### Problem
State the number of lines in the material below that have "medal" in them, without any other text.

Records
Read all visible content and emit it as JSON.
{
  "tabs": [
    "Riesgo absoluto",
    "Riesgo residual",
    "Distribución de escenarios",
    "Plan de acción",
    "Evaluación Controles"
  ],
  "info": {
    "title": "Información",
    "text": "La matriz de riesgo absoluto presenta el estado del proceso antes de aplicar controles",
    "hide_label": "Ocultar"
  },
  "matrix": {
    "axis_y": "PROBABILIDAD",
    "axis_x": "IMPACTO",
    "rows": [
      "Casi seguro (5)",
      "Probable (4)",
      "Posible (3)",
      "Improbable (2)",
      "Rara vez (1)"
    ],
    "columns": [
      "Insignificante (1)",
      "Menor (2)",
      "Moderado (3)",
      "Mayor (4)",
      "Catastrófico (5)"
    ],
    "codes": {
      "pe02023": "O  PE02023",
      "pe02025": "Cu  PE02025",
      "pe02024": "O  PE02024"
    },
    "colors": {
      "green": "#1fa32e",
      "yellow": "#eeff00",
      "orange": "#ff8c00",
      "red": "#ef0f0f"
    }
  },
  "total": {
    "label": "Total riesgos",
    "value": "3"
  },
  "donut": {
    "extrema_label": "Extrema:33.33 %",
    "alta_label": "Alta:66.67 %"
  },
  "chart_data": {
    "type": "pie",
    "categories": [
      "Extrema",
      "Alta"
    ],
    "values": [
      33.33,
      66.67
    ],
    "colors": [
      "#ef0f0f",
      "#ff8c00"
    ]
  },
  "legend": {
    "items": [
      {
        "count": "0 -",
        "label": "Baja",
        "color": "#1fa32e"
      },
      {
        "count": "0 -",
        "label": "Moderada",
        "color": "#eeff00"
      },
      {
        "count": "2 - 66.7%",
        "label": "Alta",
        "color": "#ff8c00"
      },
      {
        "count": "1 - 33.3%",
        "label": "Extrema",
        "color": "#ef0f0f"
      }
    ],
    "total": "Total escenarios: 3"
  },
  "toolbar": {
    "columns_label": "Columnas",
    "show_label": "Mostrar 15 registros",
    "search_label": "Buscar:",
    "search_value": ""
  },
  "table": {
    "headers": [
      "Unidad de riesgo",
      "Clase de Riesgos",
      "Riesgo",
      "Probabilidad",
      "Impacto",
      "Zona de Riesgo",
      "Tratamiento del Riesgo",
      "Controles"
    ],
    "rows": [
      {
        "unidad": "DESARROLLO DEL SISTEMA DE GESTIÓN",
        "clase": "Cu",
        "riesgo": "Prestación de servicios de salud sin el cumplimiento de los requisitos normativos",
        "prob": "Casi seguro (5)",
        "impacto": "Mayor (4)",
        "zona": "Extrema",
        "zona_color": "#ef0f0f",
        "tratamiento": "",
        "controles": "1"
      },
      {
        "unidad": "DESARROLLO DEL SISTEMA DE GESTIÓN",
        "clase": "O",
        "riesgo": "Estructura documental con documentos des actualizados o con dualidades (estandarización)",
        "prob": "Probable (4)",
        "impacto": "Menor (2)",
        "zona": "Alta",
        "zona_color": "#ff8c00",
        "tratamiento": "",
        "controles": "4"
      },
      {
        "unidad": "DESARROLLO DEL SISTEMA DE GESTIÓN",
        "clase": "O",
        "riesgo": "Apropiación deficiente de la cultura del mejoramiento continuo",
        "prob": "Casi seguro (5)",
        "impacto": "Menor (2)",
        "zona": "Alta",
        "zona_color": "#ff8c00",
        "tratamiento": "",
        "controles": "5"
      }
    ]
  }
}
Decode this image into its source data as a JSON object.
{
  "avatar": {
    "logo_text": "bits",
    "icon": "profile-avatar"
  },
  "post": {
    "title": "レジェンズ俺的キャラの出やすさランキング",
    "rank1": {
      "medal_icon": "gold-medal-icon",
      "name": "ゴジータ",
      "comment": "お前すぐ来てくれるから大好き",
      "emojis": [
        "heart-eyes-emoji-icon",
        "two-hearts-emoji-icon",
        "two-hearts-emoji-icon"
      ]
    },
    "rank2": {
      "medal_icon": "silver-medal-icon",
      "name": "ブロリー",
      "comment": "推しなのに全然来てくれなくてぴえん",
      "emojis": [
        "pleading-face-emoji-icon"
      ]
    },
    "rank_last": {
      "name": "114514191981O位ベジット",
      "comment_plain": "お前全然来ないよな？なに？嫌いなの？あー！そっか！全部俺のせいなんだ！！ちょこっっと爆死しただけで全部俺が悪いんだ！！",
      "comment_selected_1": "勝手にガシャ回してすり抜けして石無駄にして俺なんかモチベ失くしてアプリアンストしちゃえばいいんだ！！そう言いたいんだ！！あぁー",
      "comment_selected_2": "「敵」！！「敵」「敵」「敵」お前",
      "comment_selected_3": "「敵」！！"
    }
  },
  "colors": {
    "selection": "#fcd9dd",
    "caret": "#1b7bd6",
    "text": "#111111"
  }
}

### Result of the exercise
2